» **Your instructions**:
Pick out the lines below with "will" and list them.

— begin Records provided —

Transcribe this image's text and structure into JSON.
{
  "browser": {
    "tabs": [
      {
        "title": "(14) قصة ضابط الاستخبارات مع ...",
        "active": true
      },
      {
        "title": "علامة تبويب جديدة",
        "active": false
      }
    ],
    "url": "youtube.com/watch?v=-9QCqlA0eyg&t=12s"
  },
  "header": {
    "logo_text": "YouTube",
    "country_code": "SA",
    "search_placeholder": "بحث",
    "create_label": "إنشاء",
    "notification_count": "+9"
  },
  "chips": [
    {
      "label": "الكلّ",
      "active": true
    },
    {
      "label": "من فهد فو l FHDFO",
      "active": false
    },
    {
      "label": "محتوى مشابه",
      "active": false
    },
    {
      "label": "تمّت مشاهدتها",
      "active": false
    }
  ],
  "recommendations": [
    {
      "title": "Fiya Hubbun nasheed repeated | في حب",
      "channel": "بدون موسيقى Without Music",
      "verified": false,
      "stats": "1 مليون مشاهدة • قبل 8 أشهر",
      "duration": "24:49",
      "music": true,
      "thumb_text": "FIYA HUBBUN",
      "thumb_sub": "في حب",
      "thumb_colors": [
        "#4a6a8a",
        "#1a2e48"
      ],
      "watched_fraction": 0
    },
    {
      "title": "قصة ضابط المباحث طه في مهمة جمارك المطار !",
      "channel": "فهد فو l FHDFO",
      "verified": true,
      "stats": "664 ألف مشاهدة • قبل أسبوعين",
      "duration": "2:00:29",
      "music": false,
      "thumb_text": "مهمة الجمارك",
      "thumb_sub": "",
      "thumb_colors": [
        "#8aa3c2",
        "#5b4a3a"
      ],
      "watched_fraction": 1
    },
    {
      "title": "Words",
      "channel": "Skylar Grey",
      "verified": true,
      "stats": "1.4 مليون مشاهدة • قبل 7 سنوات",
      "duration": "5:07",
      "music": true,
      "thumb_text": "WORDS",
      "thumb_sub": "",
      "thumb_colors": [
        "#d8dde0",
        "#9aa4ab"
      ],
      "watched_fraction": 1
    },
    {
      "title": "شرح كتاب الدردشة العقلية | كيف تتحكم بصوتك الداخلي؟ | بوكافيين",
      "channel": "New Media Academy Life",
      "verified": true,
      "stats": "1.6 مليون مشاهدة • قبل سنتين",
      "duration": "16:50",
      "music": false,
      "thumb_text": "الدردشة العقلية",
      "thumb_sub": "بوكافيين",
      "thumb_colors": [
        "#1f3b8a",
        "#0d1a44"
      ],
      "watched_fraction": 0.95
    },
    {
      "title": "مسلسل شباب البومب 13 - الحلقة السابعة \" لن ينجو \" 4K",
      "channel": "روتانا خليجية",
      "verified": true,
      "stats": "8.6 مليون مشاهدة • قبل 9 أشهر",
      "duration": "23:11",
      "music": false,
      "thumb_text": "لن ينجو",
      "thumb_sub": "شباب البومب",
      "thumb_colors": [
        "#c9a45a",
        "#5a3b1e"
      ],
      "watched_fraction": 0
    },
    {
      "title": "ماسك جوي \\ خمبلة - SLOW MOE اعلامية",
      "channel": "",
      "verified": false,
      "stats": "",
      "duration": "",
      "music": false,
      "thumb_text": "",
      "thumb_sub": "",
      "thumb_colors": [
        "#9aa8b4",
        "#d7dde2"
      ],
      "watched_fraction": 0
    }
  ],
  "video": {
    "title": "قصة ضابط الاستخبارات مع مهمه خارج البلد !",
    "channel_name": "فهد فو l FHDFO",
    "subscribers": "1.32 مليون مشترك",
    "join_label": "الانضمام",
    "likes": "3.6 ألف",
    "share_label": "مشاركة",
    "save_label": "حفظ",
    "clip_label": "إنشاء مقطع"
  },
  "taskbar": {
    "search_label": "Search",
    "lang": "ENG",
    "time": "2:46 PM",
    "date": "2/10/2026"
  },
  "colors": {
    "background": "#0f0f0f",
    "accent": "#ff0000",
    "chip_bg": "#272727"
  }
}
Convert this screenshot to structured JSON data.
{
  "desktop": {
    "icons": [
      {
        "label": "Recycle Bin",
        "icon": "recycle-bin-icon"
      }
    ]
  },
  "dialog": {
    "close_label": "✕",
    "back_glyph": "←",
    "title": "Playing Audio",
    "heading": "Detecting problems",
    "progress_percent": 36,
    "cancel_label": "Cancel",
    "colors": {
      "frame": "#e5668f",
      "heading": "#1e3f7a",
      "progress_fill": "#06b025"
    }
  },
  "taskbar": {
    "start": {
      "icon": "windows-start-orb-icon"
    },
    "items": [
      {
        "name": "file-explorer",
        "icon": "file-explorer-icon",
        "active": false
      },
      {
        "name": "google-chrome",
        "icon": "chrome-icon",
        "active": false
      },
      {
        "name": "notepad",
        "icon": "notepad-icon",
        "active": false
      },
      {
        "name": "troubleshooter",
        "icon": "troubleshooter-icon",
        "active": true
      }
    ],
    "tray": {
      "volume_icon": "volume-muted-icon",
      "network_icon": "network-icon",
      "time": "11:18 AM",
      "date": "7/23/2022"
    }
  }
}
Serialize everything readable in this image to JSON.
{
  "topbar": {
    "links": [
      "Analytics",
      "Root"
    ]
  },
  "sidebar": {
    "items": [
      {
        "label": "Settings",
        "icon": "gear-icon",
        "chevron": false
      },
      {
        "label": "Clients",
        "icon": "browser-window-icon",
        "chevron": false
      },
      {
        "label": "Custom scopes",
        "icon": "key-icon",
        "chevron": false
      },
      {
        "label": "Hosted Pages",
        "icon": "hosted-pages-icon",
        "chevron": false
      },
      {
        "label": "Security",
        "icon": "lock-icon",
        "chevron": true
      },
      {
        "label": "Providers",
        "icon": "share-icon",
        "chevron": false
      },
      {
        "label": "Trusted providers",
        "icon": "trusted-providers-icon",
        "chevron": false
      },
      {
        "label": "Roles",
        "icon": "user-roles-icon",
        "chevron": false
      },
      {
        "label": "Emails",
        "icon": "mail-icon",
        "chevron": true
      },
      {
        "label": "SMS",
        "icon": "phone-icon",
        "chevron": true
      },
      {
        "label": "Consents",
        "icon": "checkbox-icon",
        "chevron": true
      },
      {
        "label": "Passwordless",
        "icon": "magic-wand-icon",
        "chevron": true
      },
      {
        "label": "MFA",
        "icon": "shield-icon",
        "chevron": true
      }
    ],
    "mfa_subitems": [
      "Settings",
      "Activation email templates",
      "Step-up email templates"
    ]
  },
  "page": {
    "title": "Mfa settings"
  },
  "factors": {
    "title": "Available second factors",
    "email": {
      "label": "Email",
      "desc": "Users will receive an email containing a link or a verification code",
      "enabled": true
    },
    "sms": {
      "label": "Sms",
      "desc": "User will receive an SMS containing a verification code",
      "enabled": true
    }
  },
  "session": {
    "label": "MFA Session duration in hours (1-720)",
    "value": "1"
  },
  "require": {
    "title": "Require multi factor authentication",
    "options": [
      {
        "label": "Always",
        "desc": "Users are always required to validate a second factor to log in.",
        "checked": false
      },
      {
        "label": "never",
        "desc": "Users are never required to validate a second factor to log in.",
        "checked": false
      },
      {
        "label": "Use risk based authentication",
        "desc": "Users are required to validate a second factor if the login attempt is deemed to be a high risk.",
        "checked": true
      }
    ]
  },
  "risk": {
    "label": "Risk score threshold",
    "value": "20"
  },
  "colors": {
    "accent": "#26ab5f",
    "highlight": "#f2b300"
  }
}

— end Records provided —

» **Response below**:
      "desc": "Users will receive an email containing a link or a verification code",
      "desc": "User will receive an SMS containing a verification code",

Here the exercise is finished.